Start of Dataset records

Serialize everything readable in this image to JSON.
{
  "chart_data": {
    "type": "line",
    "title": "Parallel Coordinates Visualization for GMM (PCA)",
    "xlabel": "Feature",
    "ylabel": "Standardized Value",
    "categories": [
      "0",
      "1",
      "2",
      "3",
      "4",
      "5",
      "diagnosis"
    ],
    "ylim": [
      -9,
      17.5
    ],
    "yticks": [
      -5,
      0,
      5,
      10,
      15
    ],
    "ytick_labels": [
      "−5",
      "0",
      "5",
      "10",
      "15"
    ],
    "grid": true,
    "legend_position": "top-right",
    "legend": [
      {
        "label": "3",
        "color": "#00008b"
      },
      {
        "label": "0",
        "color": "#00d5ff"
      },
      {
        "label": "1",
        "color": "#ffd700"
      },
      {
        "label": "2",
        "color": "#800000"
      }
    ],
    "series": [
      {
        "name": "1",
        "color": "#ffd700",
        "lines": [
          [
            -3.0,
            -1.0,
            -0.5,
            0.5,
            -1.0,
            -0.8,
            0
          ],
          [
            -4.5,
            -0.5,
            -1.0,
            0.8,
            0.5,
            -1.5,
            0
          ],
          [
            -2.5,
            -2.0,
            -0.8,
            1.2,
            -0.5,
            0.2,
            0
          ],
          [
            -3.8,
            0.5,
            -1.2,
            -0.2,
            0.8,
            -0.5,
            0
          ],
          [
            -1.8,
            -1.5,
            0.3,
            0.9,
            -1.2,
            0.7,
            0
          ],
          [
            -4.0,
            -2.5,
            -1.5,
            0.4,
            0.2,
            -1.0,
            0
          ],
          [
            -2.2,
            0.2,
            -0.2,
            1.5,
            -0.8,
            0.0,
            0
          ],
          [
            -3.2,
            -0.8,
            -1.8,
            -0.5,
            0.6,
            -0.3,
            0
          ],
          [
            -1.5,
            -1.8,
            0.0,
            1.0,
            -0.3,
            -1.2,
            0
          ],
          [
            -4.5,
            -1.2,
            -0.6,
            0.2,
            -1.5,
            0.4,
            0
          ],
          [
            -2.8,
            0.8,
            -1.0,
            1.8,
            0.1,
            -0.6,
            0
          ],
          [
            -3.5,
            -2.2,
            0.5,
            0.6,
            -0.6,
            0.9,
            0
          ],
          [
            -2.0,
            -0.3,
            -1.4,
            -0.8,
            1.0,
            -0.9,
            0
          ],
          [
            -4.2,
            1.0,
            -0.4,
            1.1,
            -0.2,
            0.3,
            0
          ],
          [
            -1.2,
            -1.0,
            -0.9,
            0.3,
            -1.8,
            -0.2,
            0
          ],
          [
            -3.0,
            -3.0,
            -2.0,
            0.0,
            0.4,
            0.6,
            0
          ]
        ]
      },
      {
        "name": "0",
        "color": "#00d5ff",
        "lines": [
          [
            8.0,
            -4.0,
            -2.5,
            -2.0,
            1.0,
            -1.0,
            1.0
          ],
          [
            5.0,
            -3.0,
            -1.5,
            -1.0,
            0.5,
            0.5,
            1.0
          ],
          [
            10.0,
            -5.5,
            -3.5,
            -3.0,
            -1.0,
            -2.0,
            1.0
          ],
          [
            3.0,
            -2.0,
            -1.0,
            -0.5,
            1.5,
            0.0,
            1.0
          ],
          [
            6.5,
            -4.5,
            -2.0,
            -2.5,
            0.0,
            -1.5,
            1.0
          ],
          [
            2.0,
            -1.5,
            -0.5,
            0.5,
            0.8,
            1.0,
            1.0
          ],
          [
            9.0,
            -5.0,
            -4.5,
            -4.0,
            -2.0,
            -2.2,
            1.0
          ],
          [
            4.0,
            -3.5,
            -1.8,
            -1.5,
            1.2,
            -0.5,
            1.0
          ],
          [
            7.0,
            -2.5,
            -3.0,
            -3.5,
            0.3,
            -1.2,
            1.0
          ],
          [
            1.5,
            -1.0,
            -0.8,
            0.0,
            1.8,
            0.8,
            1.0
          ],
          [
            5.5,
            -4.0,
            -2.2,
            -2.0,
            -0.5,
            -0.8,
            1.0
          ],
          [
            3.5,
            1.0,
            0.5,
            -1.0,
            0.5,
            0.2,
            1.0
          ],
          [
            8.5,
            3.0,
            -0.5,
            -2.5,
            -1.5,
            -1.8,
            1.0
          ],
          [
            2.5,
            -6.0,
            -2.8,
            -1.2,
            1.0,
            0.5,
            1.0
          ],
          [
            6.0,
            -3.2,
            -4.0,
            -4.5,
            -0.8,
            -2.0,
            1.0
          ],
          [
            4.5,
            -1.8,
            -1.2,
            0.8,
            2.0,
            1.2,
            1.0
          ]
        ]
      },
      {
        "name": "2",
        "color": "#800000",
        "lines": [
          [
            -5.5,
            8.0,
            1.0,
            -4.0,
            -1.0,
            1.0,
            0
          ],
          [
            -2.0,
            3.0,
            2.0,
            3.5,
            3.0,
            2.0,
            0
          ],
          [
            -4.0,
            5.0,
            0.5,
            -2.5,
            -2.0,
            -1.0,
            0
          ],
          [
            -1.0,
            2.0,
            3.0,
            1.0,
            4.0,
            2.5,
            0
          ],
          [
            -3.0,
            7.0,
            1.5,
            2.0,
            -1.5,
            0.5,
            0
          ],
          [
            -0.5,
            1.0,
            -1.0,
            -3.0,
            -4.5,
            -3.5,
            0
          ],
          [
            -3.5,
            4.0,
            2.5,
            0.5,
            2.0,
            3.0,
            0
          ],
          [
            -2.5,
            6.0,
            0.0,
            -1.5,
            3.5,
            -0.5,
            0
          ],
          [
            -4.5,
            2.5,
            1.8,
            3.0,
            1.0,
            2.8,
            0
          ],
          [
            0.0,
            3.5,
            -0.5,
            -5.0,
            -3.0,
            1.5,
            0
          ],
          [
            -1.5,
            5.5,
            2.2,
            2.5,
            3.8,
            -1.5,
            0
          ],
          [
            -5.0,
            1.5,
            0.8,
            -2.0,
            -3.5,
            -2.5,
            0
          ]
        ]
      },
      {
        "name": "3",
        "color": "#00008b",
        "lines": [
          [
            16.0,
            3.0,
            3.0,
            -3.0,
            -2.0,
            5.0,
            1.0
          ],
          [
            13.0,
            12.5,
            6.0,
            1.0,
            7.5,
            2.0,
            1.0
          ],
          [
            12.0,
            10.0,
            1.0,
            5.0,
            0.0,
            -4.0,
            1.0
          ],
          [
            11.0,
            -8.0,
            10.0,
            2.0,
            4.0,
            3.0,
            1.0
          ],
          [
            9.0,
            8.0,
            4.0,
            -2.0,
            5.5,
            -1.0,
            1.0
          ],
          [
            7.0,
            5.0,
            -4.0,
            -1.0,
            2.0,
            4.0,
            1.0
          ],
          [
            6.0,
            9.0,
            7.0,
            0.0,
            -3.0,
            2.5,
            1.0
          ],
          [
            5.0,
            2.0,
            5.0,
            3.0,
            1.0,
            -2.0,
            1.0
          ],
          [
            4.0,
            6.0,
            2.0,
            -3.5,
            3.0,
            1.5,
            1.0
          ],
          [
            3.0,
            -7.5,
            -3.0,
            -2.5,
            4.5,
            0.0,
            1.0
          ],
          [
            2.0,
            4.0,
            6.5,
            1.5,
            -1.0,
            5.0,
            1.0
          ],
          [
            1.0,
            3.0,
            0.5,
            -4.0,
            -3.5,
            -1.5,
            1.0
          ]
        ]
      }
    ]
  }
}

End of Dataset records

** Requirements **
Return every line of the preceding records in which the word "color" appears.

** Task result **
        "color": "#00008b"
        "color": "#00d5ff"
        "color": "#ffd700"
        "color": "#800000"
        "color": "#ffd700",
        "color": "#00d5ff",
        "color": "#800000",
        "color": "#00008b",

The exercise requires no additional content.